— Start Input rows —

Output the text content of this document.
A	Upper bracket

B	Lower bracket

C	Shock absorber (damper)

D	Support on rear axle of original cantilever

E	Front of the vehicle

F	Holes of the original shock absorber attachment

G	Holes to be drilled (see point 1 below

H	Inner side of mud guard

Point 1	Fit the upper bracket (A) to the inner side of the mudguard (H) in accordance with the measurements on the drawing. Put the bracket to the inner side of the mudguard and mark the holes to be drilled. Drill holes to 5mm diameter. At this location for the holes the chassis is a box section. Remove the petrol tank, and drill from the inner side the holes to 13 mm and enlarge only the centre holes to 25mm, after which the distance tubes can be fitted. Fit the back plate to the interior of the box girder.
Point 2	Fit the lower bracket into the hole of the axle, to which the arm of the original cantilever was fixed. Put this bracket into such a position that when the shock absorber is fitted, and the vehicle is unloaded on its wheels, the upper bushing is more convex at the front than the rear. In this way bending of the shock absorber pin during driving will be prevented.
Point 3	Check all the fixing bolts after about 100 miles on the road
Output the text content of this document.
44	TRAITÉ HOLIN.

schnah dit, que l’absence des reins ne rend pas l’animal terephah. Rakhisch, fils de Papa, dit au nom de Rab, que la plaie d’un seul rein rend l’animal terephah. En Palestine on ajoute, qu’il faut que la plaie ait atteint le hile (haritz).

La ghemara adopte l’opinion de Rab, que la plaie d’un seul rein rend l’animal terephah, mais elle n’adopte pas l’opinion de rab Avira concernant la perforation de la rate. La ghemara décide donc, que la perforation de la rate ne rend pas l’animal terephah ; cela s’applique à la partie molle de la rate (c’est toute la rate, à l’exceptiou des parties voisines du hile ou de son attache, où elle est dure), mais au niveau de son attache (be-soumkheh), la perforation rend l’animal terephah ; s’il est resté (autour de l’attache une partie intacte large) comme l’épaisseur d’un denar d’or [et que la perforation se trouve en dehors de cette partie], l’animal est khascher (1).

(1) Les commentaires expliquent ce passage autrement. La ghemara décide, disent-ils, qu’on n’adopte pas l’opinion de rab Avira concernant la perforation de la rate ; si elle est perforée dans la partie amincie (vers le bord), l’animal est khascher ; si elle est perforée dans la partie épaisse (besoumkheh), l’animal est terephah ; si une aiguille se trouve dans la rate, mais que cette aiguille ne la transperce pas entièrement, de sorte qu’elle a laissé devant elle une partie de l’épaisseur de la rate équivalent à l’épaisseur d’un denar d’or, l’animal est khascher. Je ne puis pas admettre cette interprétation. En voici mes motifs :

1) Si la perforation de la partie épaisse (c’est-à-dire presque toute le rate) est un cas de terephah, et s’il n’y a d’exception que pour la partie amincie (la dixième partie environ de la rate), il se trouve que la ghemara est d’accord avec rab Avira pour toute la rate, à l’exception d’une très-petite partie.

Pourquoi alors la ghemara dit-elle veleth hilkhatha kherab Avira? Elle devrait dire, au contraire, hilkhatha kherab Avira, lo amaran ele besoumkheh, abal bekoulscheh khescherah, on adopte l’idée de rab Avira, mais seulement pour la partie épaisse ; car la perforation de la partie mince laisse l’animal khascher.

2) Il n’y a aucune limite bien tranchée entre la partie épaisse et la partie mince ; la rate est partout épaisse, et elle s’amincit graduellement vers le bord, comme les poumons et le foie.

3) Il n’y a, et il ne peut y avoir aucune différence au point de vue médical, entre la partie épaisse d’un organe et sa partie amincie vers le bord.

— End Input rows —

* [Problem to work on] From the data above, copy each line that holds "fitted".

* [Exercise answer]
Point 1	Fit the upper bracket (A) to the inner side of the mudguard (H) in accordance with the measurements on the drawing. Put the bracket to the inner side of the mudguard and mark the holes to be drilled. Drill holes to 5mm diameter. At this location for the holes the chassis is a box section. Remove the petrol tank, and drill from the inner side the holes to 13 mm and enlarge only the centre holes to 25mm, after which the distance tubes can be fitted. Fit the back plate to the interior of the box girder.
Point 2	Fit the lower bracket into the hole of the axle, to which the arm of the original cantilever was fixed. Put this bracket into such a position that when the shock absorber is fitted, and the vehicle is unloaded on its wheels, the upper bushing is more convex at the front than the rear. In this way bending of the shock absorber pin during driving will be prevented.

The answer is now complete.